(Entries from a data source)
______________________________

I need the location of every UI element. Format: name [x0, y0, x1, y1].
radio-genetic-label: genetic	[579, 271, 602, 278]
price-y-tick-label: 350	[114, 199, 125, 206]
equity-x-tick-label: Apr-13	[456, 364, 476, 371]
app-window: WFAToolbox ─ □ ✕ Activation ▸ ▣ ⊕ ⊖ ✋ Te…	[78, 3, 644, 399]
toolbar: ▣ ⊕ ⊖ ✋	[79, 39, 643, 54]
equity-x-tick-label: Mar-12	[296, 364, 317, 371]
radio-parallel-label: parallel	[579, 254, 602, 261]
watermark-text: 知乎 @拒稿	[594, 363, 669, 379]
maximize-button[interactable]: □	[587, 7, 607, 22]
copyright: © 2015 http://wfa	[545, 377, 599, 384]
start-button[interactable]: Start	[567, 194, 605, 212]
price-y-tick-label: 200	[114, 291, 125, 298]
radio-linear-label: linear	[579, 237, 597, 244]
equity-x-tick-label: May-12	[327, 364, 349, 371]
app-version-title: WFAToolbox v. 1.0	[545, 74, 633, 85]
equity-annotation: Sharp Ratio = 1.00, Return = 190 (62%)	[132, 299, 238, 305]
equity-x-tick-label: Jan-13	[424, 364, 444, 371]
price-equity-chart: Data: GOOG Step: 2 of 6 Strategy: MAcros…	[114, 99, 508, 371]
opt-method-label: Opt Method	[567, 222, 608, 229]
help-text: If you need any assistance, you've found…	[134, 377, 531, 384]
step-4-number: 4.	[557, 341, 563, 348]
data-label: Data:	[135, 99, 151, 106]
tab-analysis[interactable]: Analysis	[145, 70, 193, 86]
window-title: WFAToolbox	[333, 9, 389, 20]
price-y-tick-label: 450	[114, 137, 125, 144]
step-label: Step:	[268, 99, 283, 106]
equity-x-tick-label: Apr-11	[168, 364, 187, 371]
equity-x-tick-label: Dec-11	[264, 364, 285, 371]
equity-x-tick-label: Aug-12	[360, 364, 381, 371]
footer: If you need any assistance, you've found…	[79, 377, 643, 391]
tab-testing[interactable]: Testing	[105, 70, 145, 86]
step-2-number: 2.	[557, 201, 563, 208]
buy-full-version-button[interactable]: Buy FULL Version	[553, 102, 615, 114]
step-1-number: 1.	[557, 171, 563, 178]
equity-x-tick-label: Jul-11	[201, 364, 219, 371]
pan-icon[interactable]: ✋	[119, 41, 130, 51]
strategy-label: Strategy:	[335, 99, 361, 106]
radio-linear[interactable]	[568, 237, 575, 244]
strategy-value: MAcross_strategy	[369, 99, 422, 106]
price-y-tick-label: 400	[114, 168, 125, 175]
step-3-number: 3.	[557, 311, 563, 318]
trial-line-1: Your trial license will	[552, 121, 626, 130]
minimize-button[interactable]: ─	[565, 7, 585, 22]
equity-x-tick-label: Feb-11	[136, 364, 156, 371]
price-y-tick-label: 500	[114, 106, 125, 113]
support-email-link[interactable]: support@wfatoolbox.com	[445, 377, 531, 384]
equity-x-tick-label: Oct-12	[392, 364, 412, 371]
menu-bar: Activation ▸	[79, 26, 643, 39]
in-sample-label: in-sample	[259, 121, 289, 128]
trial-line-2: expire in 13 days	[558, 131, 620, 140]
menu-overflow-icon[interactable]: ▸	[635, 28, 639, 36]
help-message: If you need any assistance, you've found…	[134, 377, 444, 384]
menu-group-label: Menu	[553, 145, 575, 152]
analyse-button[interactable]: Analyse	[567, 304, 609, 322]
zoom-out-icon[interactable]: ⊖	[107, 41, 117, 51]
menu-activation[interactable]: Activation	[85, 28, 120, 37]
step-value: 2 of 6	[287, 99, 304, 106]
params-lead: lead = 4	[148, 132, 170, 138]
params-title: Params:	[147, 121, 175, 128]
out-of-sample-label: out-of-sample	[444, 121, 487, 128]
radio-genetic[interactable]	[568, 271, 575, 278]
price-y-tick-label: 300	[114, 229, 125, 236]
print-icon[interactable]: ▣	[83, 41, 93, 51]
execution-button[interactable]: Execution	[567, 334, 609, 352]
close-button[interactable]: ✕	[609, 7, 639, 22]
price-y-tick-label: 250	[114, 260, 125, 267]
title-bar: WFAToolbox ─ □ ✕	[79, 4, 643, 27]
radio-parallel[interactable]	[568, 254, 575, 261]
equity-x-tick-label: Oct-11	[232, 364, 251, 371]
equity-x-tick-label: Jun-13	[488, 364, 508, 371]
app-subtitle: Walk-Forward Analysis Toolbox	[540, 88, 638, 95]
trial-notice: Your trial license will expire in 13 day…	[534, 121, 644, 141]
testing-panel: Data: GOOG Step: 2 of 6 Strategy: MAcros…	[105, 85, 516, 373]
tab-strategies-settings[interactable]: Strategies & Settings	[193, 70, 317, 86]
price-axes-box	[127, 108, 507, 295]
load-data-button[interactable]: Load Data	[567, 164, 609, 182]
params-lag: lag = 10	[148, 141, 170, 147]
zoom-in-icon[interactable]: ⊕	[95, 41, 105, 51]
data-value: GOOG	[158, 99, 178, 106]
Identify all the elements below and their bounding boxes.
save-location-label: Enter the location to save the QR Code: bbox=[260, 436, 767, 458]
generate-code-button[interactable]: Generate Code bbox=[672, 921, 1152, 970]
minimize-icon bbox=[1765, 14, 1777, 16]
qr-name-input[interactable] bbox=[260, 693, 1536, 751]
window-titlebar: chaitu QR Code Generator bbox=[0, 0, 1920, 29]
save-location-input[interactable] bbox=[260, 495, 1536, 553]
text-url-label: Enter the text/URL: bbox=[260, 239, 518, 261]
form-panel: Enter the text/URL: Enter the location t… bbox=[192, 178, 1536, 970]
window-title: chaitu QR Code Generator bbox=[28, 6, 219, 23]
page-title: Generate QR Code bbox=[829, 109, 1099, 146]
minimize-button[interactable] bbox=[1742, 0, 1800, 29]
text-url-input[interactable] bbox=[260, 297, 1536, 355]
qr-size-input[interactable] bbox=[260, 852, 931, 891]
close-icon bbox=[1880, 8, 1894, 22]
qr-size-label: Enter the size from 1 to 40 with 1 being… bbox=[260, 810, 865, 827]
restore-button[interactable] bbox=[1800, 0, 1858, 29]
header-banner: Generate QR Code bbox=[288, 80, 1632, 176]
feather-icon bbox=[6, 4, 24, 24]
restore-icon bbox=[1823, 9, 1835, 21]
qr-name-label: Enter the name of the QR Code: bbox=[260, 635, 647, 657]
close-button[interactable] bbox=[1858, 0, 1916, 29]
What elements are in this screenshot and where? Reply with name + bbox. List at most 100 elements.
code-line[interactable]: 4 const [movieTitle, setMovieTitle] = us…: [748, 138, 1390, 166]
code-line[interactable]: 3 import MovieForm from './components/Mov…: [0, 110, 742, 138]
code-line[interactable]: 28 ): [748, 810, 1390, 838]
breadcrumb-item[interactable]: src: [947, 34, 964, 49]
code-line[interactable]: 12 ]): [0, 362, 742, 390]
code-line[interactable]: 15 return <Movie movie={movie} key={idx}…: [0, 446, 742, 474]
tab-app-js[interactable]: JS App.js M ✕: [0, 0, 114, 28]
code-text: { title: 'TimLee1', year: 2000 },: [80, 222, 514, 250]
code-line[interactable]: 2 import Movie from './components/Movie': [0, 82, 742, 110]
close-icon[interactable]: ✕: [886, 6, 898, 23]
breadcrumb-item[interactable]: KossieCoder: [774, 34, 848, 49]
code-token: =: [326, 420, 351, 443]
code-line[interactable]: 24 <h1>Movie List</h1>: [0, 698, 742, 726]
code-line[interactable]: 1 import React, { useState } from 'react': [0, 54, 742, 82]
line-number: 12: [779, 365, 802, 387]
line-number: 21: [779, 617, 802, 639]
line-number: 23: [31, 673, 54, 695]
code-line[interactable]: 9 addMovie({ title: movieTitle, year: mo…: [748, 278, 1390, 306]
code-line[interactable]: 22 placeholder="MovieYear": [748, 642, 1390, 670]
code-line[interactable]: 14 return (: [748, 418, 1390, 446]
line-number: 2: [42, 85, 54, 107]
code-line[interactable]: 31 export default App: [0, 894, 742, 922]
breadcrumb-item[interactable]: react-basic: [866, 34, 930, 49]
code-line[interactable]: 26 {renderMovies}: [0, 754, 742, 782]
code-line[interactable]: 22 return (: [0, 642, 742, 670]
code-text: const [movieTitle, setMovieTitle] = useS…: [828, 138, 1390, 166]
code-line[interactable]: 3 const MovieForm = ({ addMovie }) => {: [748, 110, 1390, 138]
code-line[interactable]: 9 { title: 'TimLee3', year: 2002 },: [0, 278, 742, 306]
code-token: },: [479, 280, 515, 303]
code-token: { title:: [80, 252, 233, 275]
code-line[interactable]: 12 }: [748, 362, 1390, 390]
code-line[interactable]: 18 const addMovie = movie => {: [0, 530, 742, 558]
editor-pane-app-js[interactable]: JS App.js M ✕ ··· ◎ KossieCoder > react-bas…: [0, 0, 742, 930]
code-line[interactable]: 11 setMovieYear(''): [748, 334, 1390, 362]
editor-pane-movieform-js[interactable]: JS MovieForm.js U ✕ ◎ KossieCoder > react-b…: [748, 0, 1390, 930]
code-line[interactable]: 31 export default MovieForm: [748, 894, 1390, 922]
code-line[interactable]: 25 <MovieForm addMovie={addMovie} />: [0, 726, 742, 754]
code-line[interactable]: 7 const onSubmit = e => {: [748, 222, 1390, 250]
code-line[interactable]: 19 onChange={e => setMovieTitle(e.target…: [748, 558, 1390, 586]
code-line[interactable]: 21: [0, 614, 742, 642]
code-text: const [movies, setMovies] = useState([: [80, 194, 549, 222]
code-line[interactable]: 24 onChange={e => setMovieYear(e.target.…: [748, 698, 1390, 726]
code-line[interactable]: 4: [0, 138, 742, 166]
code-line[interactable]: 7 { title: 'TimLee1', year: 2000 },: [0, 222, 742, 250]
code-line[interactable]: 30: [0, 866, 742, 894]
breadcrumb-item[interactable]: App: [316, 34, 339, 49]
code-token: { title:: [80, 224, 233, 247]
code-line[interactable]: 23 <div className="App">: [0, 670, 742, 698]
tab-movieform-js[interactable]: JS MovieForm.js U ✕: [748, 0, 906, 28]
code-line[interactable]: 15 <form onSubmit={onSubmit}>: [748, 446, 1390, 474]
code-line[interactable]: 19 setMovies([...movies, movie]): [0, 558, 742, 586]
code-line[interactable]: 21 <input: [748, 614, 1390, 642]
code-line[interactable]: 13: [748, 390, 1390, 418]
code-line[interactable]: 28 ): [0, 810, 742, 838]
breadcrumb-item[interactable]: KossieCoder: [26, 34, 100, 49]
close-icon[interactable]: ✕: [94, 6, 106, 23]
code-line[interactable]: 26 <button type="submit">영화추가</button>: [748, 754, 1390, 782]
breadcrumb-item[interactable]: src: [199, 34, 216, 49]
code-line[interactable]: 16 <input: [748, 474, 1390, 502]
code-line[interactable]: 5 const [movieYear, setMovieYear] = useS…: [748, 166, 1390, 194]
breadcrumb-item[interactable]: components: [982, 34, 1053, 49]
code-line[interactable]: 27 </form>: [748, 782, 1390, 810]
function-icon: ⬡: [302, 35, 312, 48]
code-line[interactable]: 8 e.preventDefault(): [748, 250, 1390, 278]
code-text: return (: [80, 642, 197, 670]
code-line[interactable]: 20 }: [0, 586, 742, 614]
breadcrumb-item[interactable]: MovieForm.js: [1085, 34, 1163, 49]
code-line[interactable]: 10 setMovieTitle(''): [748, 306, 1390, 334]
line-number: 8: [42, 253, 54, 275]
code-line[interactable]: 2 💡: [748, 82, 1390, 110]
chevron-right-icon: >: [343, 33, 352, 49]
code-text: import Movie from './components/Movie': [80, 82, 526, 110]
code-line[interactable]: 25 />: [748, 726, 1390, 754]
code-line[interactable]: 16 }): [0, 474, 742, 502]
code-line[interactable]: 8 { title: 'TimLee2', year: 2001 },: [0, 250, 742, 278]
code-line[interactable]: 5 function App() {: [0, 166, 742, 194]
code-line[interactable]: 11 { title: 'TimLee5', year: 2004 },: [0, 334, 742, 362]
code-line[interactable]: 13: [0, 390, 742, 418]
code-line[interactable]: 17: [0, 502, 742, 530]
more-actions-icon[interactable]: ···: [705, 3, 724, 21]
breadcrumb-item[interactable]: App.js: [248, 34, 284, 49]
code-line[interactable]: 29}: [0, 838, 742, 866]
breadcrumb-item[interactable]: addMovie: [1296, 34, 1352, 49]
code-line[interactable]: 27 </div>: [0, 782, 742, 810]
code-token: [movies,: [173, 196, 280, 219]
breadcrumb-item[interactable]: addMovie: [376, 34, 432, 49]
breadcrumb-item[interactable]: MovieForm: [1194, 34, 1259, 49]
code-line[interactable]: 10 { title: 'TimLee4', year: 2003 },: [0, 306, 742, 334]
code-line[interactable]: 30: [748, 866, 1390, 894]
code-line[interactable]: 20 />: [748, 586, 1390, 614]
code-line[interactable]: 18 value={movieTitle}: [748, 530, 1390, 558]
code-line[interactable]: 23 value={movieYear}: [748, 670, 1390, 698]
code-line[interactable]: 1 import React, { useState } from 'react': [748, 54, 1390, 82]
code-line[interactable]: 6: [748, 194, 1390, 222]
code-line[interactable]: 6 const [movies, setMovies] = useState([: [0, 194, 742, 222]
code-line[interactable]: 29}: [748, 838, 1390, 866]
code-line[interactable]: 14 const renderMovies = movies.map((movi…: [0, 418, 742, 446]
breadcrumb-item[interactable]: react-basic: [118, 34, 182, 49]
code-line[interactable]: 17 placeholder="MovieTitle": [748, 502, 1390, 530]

______________________________

Copy out the entries from the first line through the line that contains "311, 563, 318]", including both of those lines.

> _Solution to the exercise_
I need the location of every UI element. Format: name [x0, y0, x1, y1].
radio-genetic-label: genetic	[579, 271, 602, 278]
price-y-tick-label: 350	[114, 199, 125, 206]
equity-x-tick-label: Apr-13	[456, 364, 476, 371]
app-window: WFAToolbox ─ □ ✕ Activation ▸ ▣ ⊕ ⊖ ✋ Te…	[78, 3, 644, 399]
toolbar: ▣ ⊕ ⊖ ✋	[79, 39, 643, 54]
equity-x-tick-label: Mar-12	[296, 364, 317, 371]
radio-parallel-label: parallel	[579, 254, 602, 261]
watermark-text: 知乎 @拒稿	[594, 363, 669, 379]
maximize-button[interactable]: □	[587, 7, 607, 22]
copyright: © 2015 http://wfa	[545, 377, 599, 384]
start-button[interactable]: Start	[567, 194, 605, 212]
price-y-tick-label: 200	[114, 291, 125, 298]
radio-linear-label: linear	[579, 237, 597, 244]
equity-x-tick-label: May-12	[327, 364, 349, 371]
app-version-title: WFAToolbox v. 1.0	[545, 74, 633, 85]
equity-annotation: Sharp Ratio = 1.00, Return = 190 (62%)	[132, 299, 238, 305]
equity-x-tick-label: Jan-13	[424, 364, 444, 371]
price-equity-chart: Data: GOOG Step: 2 of 6 Strategy: MAcros…	[114, 99, 508, 371]
opt-method-label: Opt Method	[567, 222, 608, 229]
help-text: If you need any assistance, you've found…	[134, 377, 531, 384]
step-4-number: 4.	[557, 341, 563, 348]
data-label: Data:	[135, 99, 151, 106]
tab-analysis[interactable]: Analysis	[145, 70, 193, 86]
window-title: WFAToolbox	[333, 9, 389, 20]
price-y-tick-label: 450	[114, 137, 125, 144]
step-label: Step:	[268, 99, 283, 106]
equity-x-tick-label: Apr-11	[168, 364, 187, 371]
equity-x-tick-label: Dec-11	[264, 364, 285, 371]
equity-x-tick-label: Aug-12	[360, 364, 381, 371]
footer: If you need any assistance, you've found…	[79, 377, 643, 391]
tab-testing[interactable]: Testing	[105, 70, 145, 86]
step-2-number: 2.	[557, 201, 563, 208]
buy-full-version-button[interactable]: Buy FULL Version	[553, 102, 615, 114]
step-1-number: 1.	[557, 171, 563, 178]
equity-x-tick-label: Jul-11	[201, 364, 219, 371]
pan-icon[interactable]: ✋	[119, 41, 130, 51]
strategy-label: Strategy:	[335, 99, 361, 106]
radio-linear[interactable]	[568, 237, 575, 244]
strategy-value: MAcross_strategy	[369, 99, 422, 106]
price-y-tick-label: 400	[114, 168, 125, 175]
step-3-number: 3.	[557, 311, 563, 318]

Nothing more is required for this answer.